Required task
Pull every "Figure" line out of the data below.
————
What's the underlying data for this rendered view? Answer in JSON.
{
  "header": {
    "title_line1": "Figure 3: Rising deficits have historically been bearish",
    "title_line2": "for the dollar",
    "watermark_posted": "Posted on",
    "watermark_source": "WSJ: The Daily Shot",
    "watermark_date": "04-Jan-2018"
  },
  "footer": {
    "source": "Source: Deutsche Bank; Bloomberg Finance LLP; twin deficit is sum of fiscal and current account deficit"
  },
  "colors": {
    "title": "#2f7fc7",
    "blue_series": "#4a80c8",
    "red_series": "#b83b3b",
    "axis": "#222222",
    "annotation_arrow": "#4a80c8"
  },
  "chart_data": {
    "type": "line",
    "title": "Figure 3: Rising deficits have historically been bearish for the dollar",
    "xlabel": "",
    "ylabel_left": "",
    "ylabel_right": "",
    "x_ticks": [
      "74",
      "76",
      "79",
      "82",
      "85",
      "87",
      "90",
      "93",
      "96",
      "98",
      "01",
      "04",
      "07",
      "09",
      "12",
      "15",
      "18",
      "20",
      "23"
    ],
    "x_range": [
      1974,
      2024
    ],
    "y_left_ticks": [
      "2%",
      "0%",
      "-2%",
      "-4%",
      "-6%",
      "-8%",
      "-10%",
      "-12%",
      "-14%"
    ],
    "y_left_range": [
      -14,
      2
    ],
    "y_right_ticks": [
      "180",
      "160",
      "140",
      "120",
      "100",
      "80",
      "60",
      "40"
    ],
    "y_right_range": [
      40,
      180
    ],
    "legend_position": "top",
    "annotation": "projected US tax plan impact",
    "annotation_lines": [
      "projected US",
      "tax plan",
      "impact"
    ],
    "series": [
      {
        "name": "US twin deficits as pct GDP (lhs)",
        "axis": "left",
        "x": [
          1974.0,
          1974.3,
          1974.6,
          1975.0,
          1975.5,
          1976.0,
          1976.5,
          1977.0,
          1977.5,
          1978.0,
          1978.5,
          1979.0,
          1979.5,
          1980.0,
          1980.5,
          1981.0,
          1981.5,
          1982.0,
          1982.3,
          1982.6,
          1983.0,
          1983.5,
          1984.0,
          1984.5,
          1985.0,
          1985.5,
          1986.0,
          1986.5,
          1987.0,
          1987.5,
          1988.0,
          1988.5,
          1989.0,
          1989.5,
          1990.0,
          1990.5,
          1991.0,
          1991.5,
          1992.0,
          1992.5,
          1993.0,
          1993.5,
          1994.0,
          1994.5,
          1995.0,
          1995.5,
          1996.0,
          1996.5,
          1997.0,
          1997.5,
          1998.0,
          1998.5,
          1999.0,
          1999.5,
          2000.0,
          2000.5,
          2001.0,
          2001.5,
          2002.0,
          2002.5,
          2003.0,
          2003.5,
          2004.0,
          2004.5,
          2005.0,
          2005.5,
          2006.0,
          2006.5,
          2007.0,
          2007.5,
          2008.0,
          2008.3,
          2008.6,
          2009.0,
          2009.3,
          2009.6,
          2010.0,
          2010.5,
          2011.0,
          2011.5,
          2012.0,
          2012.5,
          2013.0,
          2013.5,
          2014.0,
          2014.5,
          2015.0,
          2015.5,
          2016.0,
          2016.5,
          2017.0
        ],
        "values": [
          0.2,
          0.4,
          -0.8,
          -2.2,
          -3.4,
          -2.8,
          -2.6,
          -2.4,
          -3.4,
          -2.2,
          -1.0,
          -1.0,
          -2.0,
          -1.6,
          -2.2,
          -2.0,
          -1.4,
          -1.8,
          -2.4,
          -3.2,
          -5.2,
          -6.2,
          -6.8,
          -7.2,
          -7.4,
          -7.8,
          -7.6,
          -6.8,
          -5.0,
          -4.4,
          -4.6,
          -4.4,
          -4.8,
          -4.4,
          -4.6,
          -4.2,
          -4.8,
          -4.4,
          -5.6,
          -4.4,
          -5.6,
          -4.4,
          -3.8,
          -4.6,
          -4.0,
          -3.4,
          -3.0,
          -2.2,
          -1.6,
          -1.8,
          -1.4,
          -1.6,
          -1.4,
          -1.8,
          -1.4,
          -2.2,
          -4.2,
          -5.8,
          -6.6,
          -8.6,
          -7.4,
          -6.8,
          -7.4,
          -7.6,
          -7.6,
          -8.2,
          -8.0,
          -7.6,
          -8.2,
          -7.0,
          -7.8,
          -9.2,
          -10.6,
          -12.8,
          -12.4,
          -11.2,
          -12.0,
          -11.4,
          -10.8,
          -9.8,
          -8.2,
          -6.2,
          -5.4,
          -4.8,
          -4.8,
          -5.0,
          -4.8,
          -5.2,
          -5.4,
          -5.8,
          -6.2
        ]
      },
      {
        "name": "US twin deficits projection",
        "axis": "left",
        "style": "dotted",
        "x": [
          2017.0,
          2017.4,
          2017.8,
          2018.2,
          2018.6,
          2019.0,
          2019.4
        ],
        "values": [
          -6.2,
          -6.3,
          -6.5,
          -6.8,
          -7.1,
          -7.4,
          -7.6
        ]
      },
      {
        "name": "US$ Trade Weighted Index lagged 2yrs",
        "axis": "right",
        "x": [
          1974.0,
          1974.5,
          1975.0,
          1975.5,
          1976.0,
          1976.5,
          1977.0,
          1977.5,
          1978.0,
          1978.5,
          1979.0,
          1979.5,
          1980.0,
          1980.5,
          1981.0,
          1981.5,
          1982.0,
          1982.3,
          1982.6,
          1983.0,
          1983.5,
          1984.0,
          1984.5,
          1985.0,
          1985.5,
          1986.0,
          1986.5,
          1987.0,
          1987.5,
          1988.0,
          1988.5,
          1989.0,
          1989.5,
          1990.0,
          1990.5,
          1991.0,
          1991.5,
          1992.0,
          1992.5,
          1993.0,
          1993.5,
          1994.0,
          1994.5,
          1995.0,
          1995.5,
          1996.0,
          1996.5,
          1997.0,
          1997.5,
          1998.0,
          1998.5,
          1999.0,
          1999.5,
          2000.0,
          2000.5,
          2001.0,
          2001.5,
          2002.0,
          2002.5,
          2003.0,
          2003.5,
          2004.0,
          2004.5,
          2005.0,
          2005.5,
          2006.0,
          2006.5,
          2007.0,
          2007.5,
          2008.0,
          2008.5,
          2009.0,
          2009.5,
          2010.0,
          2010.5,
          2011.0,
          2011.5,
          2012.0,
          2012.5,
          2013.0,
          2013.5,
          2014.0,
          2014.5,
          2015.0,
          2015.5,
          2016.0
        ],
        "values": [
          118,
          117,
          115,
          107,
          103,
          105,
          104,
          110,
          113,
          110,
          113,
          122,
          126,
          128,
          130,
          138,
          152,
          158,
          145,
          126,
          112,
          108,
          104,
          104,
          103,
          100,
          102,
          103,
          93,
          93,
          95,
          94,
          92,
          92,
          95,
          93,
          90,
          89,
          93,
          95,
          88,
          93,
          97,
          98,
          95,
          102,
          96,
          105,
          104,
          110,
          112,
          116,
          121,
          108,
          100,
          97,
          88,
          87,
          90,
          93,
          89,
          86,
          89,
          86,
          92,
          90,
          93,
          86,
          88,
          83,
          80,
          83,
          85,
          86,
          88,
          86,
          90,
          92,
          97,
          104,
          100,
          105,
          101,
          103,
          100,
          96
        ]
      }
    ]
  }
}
————
Reply
    "title_line1": "Figure 3: Rising deficits have historically been bearish",
    "title": "Figure 3: Rising deficits have historically been bearish for the dollar",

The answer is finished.